INFORMATION PROVIDED -
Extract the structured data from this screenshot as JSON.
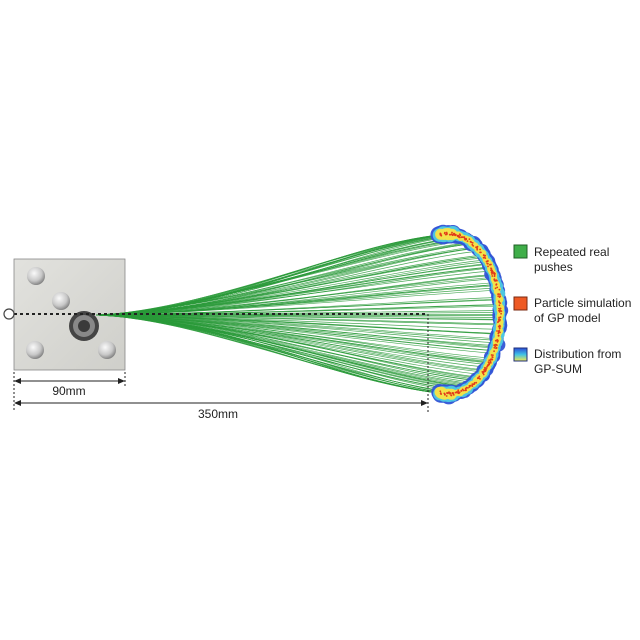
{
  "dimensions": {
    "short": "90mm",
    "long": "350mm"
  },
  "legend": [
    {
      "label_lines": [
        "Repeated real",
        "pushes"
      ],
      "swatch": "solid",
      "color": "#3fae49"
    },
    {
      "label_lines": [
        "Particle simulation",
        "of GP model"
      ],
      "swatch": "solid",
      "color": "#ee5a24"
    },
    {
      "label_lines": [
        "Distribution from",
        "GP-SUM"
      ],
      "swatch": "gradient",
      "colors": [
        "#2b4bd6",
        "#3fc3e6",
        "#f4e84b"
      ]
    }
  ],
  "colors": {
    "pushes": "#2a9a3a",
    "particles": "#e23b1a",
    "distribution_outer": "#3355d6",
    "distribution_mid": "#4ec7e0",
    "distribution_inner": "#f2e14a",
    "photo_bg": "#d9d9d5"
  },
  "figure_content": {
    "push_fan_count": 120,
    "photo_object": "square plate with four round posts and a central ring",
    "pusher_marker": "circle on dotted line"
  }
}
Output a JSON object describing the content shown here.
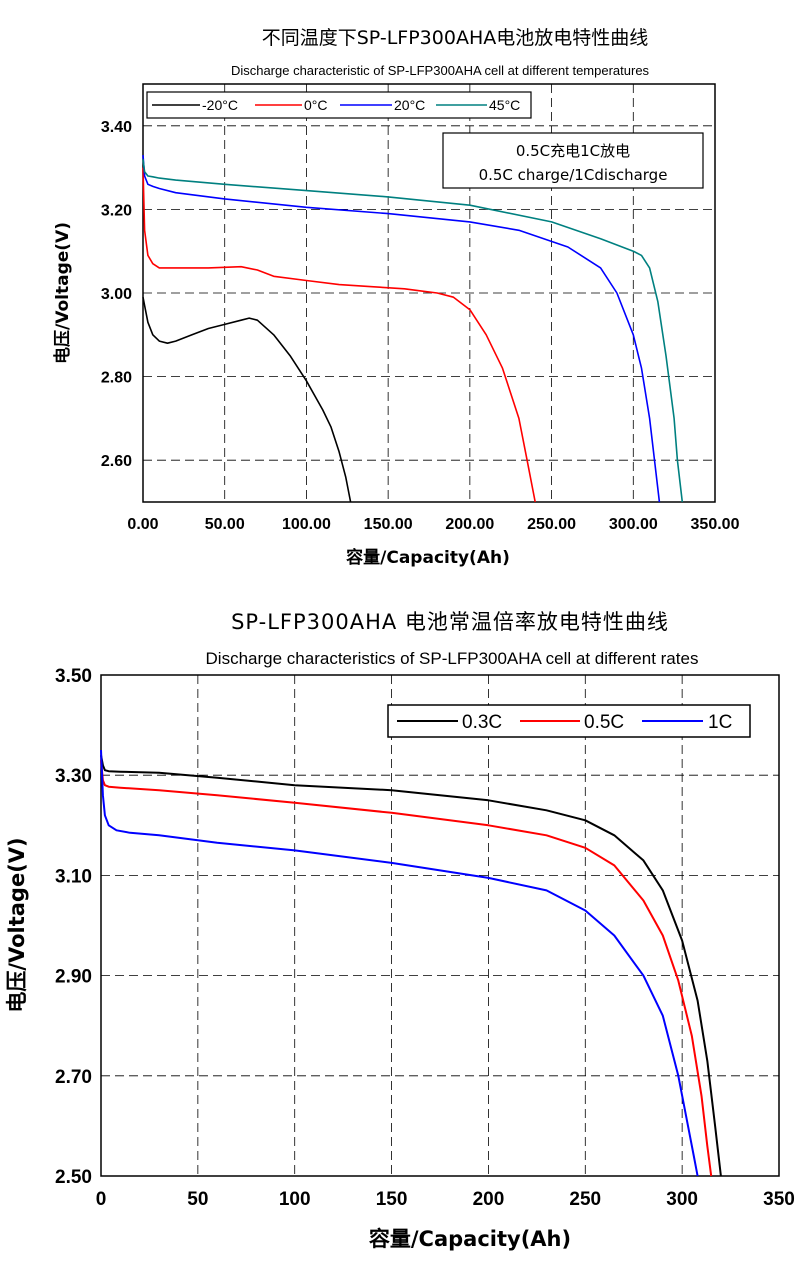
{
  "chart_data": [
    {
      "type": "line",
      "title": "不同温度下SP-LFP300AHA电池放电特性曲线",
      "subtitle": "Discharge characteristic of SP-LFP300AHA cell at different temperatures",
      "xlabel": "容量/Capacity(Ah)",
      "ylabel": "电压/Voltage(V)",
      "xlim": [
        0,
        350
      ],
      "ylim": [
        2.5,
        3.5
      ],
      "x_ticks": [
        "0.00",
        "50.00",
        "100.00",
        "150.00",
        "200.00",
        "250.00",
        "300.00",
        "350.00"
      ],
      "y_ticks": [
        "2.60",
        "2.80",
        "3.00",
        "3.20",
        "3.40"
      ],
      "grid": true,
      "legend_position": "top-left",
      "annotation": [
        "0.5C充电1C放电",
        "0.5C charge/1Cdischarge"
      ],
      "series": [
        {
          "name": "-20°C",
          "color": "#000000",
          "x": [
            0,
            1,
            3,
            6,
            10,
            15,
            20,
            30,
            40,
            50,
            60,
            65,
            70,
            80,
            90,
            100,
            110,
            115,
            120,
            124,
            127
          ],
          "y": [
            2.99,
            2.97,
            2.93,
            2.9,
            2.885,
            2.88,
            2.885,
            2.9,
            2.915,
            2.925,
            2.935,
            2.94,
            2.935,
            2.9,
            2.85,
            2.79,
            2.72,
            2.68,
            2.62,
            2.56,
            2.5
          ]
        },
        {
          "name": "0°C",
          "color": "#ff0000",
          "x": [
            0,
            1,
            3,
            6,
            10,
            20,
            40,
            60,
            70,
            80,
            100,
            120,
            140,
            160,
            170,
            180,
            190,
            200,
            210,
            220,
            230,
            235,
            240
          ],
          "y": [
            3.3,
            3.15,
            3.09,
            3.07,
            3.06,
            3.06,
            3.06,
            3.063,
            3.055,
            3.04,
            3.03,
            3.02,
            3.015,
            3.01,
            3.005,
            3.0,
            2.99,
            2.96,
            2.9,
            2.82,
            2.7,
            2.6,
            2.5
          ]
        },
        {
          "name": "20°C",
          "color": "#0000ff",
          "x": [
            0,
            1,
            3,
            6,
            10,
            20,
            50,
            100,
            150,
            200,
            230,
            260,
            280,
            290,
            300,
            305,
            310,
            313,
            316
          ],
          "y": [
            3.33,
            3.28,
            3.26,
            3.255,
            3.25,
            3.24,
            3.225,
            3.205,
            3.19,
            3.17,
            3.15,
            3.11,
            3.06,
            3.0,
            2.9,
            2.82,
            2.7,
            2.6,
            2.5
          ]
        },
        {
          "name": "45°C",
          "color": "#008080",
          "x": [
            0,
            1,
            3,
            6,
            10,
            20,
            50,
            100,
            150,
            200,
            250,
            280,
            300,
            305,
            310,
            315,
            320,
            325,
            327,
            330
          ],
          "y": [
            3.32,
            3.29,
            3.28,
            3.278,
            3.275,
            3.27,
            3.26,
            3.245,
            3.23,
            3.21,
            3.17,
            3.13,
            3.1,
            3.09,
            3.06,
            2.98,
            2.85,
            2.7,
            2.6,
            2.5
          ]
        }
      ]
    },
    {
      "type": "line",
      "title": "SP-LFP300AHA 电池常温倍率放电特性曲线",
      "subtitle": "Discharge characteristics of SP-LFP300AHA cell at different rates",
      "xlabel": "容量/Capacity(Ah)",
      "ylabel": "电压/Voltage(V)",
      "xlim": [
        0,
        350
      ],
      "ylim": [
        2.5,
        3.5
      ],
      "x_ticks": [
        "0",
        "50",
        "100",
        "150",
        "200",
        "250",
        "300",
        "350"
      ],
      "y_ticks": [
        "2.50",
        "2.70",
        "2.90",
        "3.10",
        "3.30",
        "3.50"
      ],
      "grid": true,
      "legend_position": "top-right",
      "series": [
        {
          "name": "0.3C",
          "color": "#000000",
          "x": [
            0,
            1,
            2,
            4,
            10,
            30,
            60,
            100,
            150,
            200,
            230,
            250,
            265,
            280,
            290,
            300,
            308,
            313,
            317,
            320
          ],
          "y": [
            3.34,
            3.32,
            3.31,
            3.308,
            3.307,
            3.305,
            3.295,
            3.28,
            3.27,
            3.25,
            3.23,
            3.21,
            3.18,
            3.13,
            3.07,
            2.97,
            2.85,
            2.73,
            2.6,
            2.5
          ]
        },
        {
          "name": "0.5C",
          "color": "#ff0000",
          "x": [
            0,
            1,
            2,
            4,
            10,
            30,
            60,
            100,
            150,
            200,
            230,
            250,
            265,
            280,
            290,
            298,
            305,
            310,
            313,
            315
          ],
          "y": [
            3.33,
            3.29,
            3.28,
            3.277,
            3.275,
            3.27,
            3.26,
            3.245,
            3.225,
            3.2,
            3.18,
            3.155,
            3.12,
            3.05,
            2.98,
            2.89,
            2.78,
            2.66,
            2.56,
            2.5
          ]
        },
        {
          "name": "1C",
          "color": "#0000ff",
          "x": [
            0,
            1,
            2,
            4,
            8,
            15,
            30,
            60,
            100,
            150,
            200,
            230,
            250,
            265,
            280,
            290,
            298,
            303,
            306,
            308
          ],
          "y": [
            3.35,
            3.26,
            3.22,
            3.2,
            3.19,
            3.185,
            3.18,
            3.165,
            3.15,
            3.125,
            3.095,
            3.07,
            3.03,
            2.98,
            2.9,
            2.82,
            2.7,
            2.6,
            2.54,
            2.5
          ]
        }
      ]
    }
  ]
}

EXERCISE - Quote the records in full and exactly; skip any image.

SOLUTION TO THIS TASK -
Extract the structured data from this screenshot as JSON.
{
  "dimensions": {
    "short": "90mm",
    "long": "350mm"
  },
  "legend": [
    {
      "label_lines": [
        "Repeated real",
        "pushes"
      ],
      "swatch": "solid",
      "color": "#3fae49"
    },
    {
      "label_lines": [
        "Particle simulation",
        "of GP model"
      ],
      "swatch": "solid",
      "color": "#ee5a24"
    },
    {
      "label_lines": [
        "Distribution from",
        "GP-SUM"
      ],
      "swatch": "gradient",
      "colors": [
        "#2b4bd6",
        "#3fc3e6",
        "#f4e84b"
      ]
    }
  ],
  "colors": {
    "pushes": "#2a9a3a",
    "particles": "#e23b1a",
    "distribution_outer": "#3355d6",
    "distribution_mid": "#4ec7e0",
    "distribution_inner": "#f2e14a",
    "photo_bg": "#d9d9d5"
  },
  "figure_content": {
    "push_fan_count": 120,
    "photo_object": "square plate with four round posts and a central ring",
    "pusher_marker": "circle on dotted line"
  }
}
Output a JSON object describing the content shown here.
{
  "chart_data": [
    {
      "type": "line",
      "title": "不同温度下SP-LFP300AHA电池放电特性曲线",
      "subtitle": "Discharge characteristic of SP-LFP300AHA cell at different temperatures",
      "xlabel": "容量/Capacity(Ah)",
      "ylabel": "电压/Voltage(V)",
      "xlim": [
        0,
        350
      ],
      "ylim": [
        2.5,
        3.5
      ],
      "x_ticks": [
        "0.00",
        "50.00",
        "100.00",
        "150.00",
        "200.00",
        "250.00",
        "300.00",
        "350.00"
      ],
      "y_ticks": [
        "2.60",
        "2.80",
        "3.00",
        "3.20",
        "3.40"
      ],
      "grid": true,
      "legend_position": "top-left",
      "annotation": [
        "0.5C充电1C放电",
        "0.5C charge/1Cdischarge"
      ],
      "series": [
        {
          "name": "-20°C",
          "color": "#000000",
          "x": [
            0,
            1,
            3,
            6,
            10,
            15,
            20,
            30,
            40,
            50,
            60,
            65,
            70,
            80,
            90,
            100,
            110,
            115,
            120,
            124,
            127
          ],
          "y": [
            2.99,
            2.97,
            2.93,
            2.9,
            2.885,
            2.88,
            2.885,
            2.9,
            2.915,
            2.925,
            2.935,
            2.94,
            2.935,
            2.9,
            2.85,
            2.79,
            2.72,
            2.68,
            2.62,
            2.56,
            2.5
          ]
        },
        {
          "name": "0°C",
          "color": "#ff0000",
          "x": [
            0,
            1,
            3,
            6,
            10,
            20,
            40,
            60,
            70,
            80,
            100,
            120,
            140,
            160,
            170,
            180,
            190,
            200,
            210,
            220,
            230,
            235,
            240
          ],
          "y": [
            3.3,
            3.15,
            3.09,
            3.07,
            3.06,
            3.06,
            3.06,
            3.063,
            3.055,
            3.04,
            3.03,
            3.02,
            3.015,
            3.01,
            3.005,
            3.0,
            2.99,
            2.96,
            2.9,
            2.82,
            2.7,
            2.6,
            2.5
          ]
        },
        {
          "name": "20°C",
          "color": "#0000ff",
          "x": [
            0,
            1,
            3,
            6,
            10,
            20,
            50,
            100,
            150,
            200,
            230,
            260,
            280,
            290,
            300,
            305,
            310,
            313,
            316
          ],
          "y": [
            3.33,
            3.28,
            3.26,
            3.255,
            3.25,
            3.24,
            3.225,
            3.205,
            3.19,
            3.17,
            3.15,
            3.11,
            3.06,
            3.0,
            2.9,
            2.82,
            2.7,
            2.6,
            2.5
          ]
        },
        {
          "name": "45°C",
          "color": "#008080",
          "x": [
            0,
            1,
            3,
            6,
            10,
            20,
            50,
            100,
            150,
            200,
            250,
            280,
            300,
            305,
            310,
            315,
            320,
            325,
            327,
            330
          ],
          "y": [
            3.32,
            3.29,
            3.28,
            3.278,
            3.275,
            3.27,
            3.26,
            3.245,
            3.23,
            3.21,
            3.17,
            3.13,
            3.1,
            3.09,
            3.06,
            2.98,
            2.85,
            2.7,
            2.6,
            2.5
          ]
        }
      ]
    },
    {
      "type": "line",
      "title": "SP-LFP300AHA 电池常温倍率放电特性曲线",
      "subtitle": "Discharge characteristics of SP-LFP300AHA cell at different rates",
      "xlabel": "容量/Capacity(Ah)",
      "ylabel": "电压/Voltage(V)",
      "xlim": [
        0,
        350
      ],
      "ylim": [
        2.5,
        3.5
      ],
      "x_ticks": [
        "0",
        "50",
        "100",
        "150",
        "200",
        "250",
        "300",
        "350"
      ],
      "y_ticks": [
        "2.50",
        "2.70",
        "2.90",
        "3.10",
        "3.30",
        "3.50"
      ],
      "grid": true,
      "legend_position": "top-right",
      "series": [
        {
          "name": "0.3C",
          "color": "#000000",
          "x": [
            0,
            1,
            2,
            4,
            10,
            30,
            60,
            100,
            150,
            200,
            230,
            250,
            265,
            280,
            290,
            300,
            308,
            313,
            317,
            320
          ],
          "y": [
            3.34,
            3.32,
            3.31,
            3.308,
            3.307,
            3.305,
            3.295,
            3.28,
            3.27,
            3.25,
            3.23,
            3.21,
            3.18,
            3.13,
            3.07,
            2.97,
            2.85,
            2.73,
            2.6,
            2.5
          ]
        },
        {
          "name": "0.5C",
          "color": "#ff0000",
          "x": [
            0,
            1,
            2,
            4,
            10,
            30,
            60,
            100,
            150,
            200,
            230,
            250,
            265,
            280,
            290,
            298,
            305,
            310,
            313,
            315
          ],
          "y": [
            3.33,
            3.29,
            3.28,
            3.277,
            3.275,
            3.27,
            3.26,
            3.245,
            3.225,
            3.2,
            3.18,
            3.155,
            3.12,
            3.05,
            2.98,
            2.89,
            2.78,
            2.66,
            2.56,
            2.5
          ]
        },
        {
          "name": "1C",
          "color": "#0000ff",
          "x": [
            0,
            1,
            2,
            4,
            8,
            15,
            30,
            60,
            100,
            150,
            200,
            230,
            250,
            265,
            280,
            290,
            298,
            303,
            306,
            308
          ],
          "y": [
            3.35,
            3.26,
            3.22,
            3.2,
            3.19,
            3.185,
            3.18,
            3.165,
            3.15,
            3.125,
            3.095,
            3.07,
            3.03,
            2.98,
            2.9,
            2.82,
            2.7,
            2.6,
            2.54,
            2.5
          ]
        }
      ]
    }
  ]
}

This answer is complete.